WHAT YOU WILL DO: Each entry here needs to be set down again exactly, please; pictures are left out.

— start DATASET RECORDS —

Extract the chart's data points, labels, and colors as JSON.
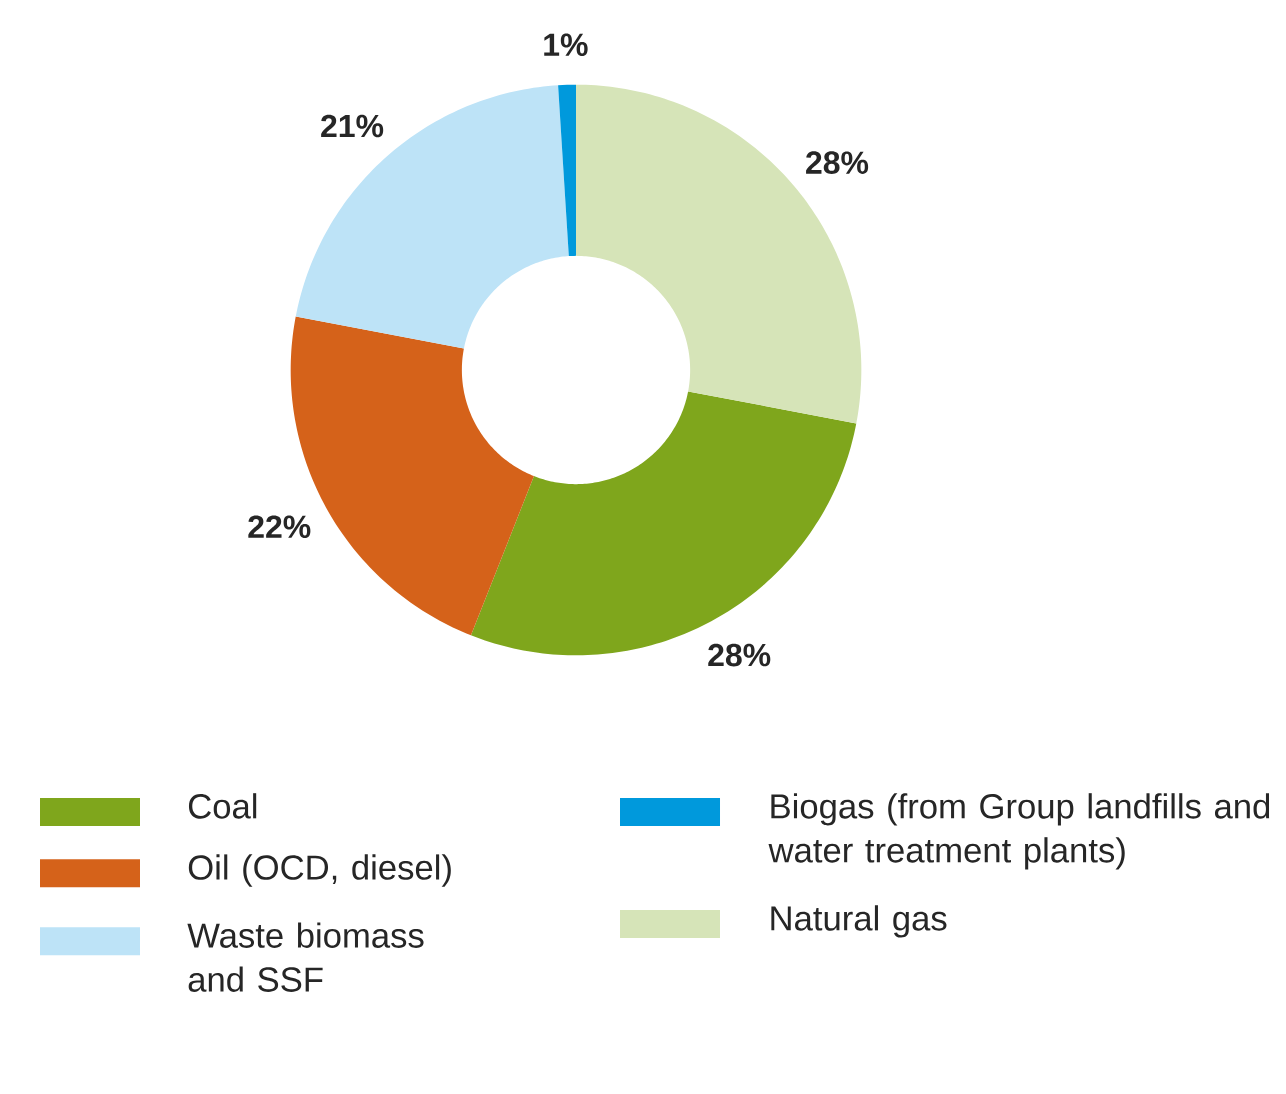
{
  "chart_data": {
    "type": "donut",
    "categories": [
      "Coal",
      "Oil (OCD, diesel)",
      "Waste biomass and SSF",
      "Biogas (from Group landfills and water treatment plants)",
      "Natural gas"
    ],
    "values": [
      28,
      22,
      21,
      1,
      28
    ],
    "colors": [
      "#7fa61c",
      "#d5621a",
      "#bde3f7",
      "#0099dc",
      "#d6e4b8"
    ],
    "value_labels": [
      "28%",
      "22%",
      "21%",
      "1%",
      "28%"
    ],
    "legend": "bottom"
  }
}
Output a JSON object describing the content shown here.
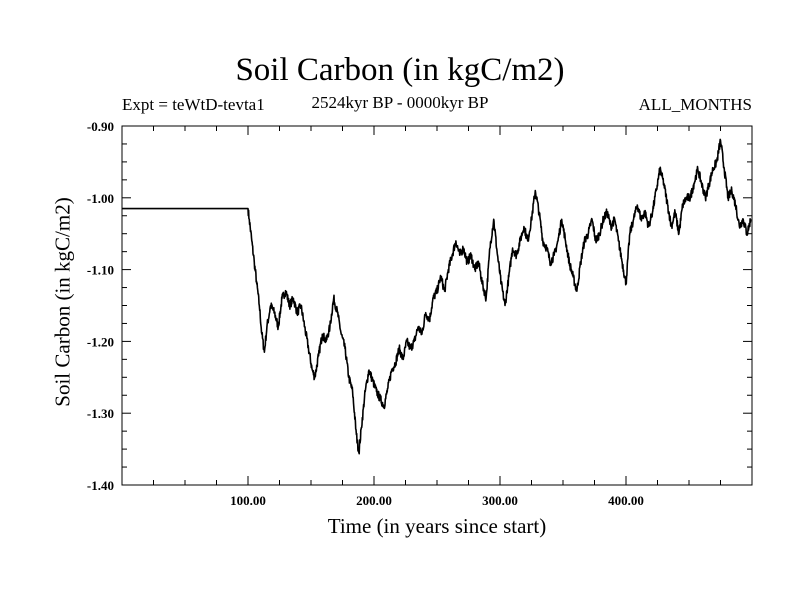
{
  "chart_data": {
    "type": "line",
    "title": "Soil Carbon (in kgC/m2)",
    "subtitle_left": "Expt = teWtD-tevta1",
    "subtitle_center": "2524kyr BP - 0000kyr BP",
    "subtitle_right": "ALL_MONTHS",
    "xlabel": "Time (in years since start)",
    "ylabel": "Soil Carbon (in kgC/m2)",
    "xlim": [
      0,
      500
    ],
    "ylim": [
      -1.4,
      -0.9
    ],
    "x_ticks": [
      100,
      200,
      300,
      400
    ],
    "x_tick_labels": [
      "100.00",
      "200.00",
      "300.00",
      "400.00"
    ],
    "y_ticks": [
      -1.4,
      -1.3,
      -1.2,
      -1.1,
      -1.0,
      -0.9
    ],
    "y_tick_labels": [
      "-1.40",
      "-1.30",
      "-1.20",
      "-1.10",
      "-1.00",
      "-0.90"
    ],
    "grid": false,
    "series": [
      {
        "name": "Soil Carbon",
        "color": "#000000",
        "x": [
          0,
          100,
          101,
          103,
          105,
          107,
          109,
          111,
          113,
          115,
          118,
          121,
          124,
          127,
          130,
          133,
          136,
          139,
          142,
          145,
          148,
          151,
          153,
          156,
          159,
          162,
          165,
          168,
          171,
          174,
          177,
          180,
          183,
          186,
          188,
          190,
          193,
          196,
          199,
          202,
          205,
          208,
          211,
          214,
          217,
          220,
          223,
          226,
          229,
          232,
          235,
          238,
          241,
          244,
          247,
          250,
          253,
          256,
          259,
          262,
          265,
          268,
          271,
          274,
          277,
          280,
          283,
          286,
          289,
          292,
          295,
          298,
          301,
          304,
          307,
          310,
          313,
          316,
          319,
          322,
          325,
          328,
          331,
          334,
          337,
          340,
          343,
          346,
          349,
          352,
          355,
          358,
          361,
          364,
          367,
          370,
          373,
          376,
          379,
          382,
          385,
          388,
          391,
          394,
          397,
          400,
          403,
          406,
          409,
          412,
          415,
          418,
          421,
          424,
          427,
          430,
          433,
          436,
          439,
          442,
          445,
          448,
          451,
          454,
          457,
          460,
          463,
          466,
          469,
          472,
          475,
          478,
          481,
          484,
          487,
          490,
          493,
          496,
          499
        ],
        "values": [
          -1.015,
          -1.015,
          -1.03,
          -1.06,
          -1.09,
          -1.12,
          -1.15,
          -1.19,
          -1.215,
          -1.18,
          -1.15,
          -1.16,
          -1.18,
          -1.14,
          -1.13,
          -1.15,
          -1.14,
          -1.16,
          -1.15,
          -1.18,
          -1.21,
          -1.24,
          -1.25,
          -1.22,
          -1.19,
          -1.2,
          -1.18,
          -1.14,
          -1.16,
          -1.19,
          -1.21,
          -1.25,
          -1.27,
          -1.33,
          -1.355,
          -1.32,
          -1.27,
          -1.24,
          -1.255,
          -1.27,
          -1.28,
          -1.29,
          -1.265,
          -1.24,
          -1.23,
          -1.21,
          -1.225,
          -1.2,
          -1.21,
          -1.2,
          -1.18,
          -1.19,
          -1.16,
          -1.17,
          -1.14,
          -1.13,
          -1.11,
          -1.13,
          -1.1,
          -1.08,
          -1.06,
          -1.08,
          -1.07,
          -1.09,
          -1.08,
          -1.1,
          -1.09,
          -1.12,
          -1.14,
          -1.07,
          -1.03,
          -1.08,
          -1.12,
          -1.15,
          -1.11,
          -1.07,
          -1.08,
          -1.06,
          -1.04,
          -1.06,
          -1.03,
          -0.99,
          -1.02,
          -1.06,
          -1.07,
          -1.09,
          -1.08,
          -1.06,
          -1.03,
          -1.06,
          -1.09,
          -1.11,
          -1.13,
          -1.09,
          -1.06,
          -1.05,
          -1.03,
          -1.06,
          -1.05,
          -1.03,
          -1.02,
          -1.04,
          -1.03,
          -1.06,
          -1.09,
          -1.12,
          -1.05,
          -1.03,
          -1.01,
          -1.03,
          -1.02,
          -1.04,
          -1.02,
          -0.99,
          -0.96,
          -0.98,
          -1.01,
          -1.04,
          -1.02,
          -1.05,
          -1.01,
          -1.0,
          -1.0,
          -0.98,
          -0.96,
          -0.98,
          -1.0,
          -0.98,
          -0.96,
          -0.95,
          -0.92,
          -0.96,
          -1.0,
          -0.99,
          -1.01,
          -1.04,
          -1.03,
          -1.05,
          -1.03
        ]
      }
    ]
  }
}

— end DATASET RECORDS —

WRITTEN ANSWER:
Extract the chart's data points, labels, and colors as JSON.
{
  "chart_data": {
    "type": "donut",
    "categories": [
      "Coal",
      "Oil (OCD, diesel)",
      "Waste biomass and SSF",
      "Biogas (from Group landfills and water treatment plants)",
      "Natural gas"
    ],
    "values": [
      28,
      22,
      21,
      1,
      28
    ],
    "colors": [
      "#7fa61c",
      "#d5621a",
      "#bde3f7",
      "#0099dc",
      "#d6e4b8"
    ],
    "value_labels": [
      "28%",
      "22%",
      "21%",
      "1%",
      "28%"
    ],
    "legend": "bottom"
  }
}
Output a JSON object describing the content shown here.
{
  "chart_data": {
    "type": "line",
    "title": "Soil Carbon (in kgC/m2)",
    "subtitle_left": "Expt = teWtD-tevta1",
    "subtitle_center": "2524kyr BP - 0000kyr BP",
    "subtitle_right": "ALL_MONTHS",
    "xlabel": "Time (in years since start)",
    "ylabel": "Soil Carbon (in kgC/m2)",
    "xlim": [
      0,
      500
    ],
    "ylim": [
      -1.4,
      -0.9
    ],
    "x_ticks": [
      100,
      200,
      300,
      400
    ],
    "x_tick_labels": [
      "100.00",
      "200.00",
      "300.00",
      "400.00"
    ],
    "y_ticks": [
      -1.4,
      -1.3,
      -1.2,
      -1.1,
      -1.0,
      -0.9
    ],
    "y_tick_labels": [
      "-1.40",
      "-1.30",
      "-1.20",
      "-1.10",
      "-1.00",
      "-0.90"
    ],
    "grid": false,
    "series": [
      {
        "name": "Soil Carbon",
        "color": "#000000",
        "x": [
          0,
          100,
          101,
          103,
          105,
          107,
          109,
          111,
          113,
          115,
          118,
          121,
          124,
          127,
          130,
          133,
          136,
          139,
          142,
          145,
          148,
          151,
          153,
          156,
          159,
          162,
          165,
          168,
          171,
          174,
          177,
          180,
          183,
          186,
          188,
          190,
          193,
          196,
          199,
          202,
          205,
          208,
          211,
          214,
          217,
          220,
          223,
          226,
          229,
          232,
          235,
          238,
          241,
          244,
          247,
          250,
          253,
          256,
          259,
          262,
          265,
          268,
          271,
          274,
          277,
          280,
          283,
          286,
          289,
          292,
          295,
          298,
          301,
          304,
          307,
          310,
          313,
          316,
          319,
          322,
          325,
          328,
          331,
          334,
          337,
          340,
          343,
          346,
          349,
          352,
          355,
          358,
          361,
          364,
          367,
          370,
          373,
          376,
          379,
          382,
          385,
          388,
          391,
          394,
          397,
          400,
          403,
          406,
          409,
          412,
          415,
          418,
          421,
          424,
          427,
          430,
          433,
          436,
          439,
          442,
          445,
          448,
          451,
          454,
          457,
          460,
          463,
          466,
          469,
          472,
          475,
          478,
          481,
          484,
          487,
          490,
          493,
          496,
          499
        ],
        "values": [
          -1.015,
          -1.015,
          -1.03,
          -1.06,
          -1.09,
          -1.12,
          -1.15,
          -1.19,
          -1.215,
          -1.18,
          -1.15,
          -1.16,
          -1.18,
          -1.14,
          -1.13,
          -1.15,
          -1.14,
          -1.16,
          -1.15,
          -1.18,
          -1.21,
          -1.24,
          -1.25,
          -1.22,
          -1.19,
          -1.2,
          -1.18,
          -1.14,
          -1.16,
          -1.19,
          -1.21,
          -1.25,
          -1.27,
          -1.33,
          -1.355,
          -1.32,
          -1.27,
          -1.24,
          -1.255,
          -1.27,
          -1.28,
          -1.29,
          -1.265,
          -1.24,
          -1.23,
          -1.21,
          -1.225,
          -1.2,
          -1.21,
          -1.2,
          -1.18,
          -1.19,
          -1.16,
          -1.17,
          -1.14,
          -1.13,
          -1.11,
          -1.13,
          -1.1,
          -1.08,
          -1.06,
          -1.08,
          -1.07,
          -1.09,
          -1.08,
          -1.1,
          -1.09,
          -1.12,
          -1.14,
          -1.07,
          -1.03,
          -1.08,
          -1.12,
          -1.15,
          -1.11,
          -1.07,
          -1.08,
          -1.06,
          -1.04,
          -1.06,
          -1.03,
          -0.99,
          -1.02,
          -1.06,
          -1.07,
          -1.09,
          -1.08,
          -1.06,
          -1.03,
          -1.06,
          -1.09,
          -1.11,
          -1.13,
          -1.09,
          -1.06,
          -1.05,
          -1.03,
          -1.06,
          -1.05,
          -1.03,
          -1.02,
          -1.04,
          -1.03,
          -1.06,
          -1.09,
          -1.12,
          -1.05,
          -1.03,
          -1.01,
          -1.03,
          -1.02,
          -1.04,
          -1.02,
          -0.99,
          -0.96,
          -0.98,
          -1.01,
          -1.04,
          -1.02,
          -1.05,
          -1.01,
          -1.0,
          -1.0,
          -0.98,
          -0.96,
          -0.98,
          -1.0,
          -0.98,
          -0.96,
          -0.95,
          -0.92,
          -0.96,
          -1.0,
          -0.99,
          -1.01,
          -1.04,
          -1.03,
          -1.05,
          -1.03
        ]
      }
    ]
  }
}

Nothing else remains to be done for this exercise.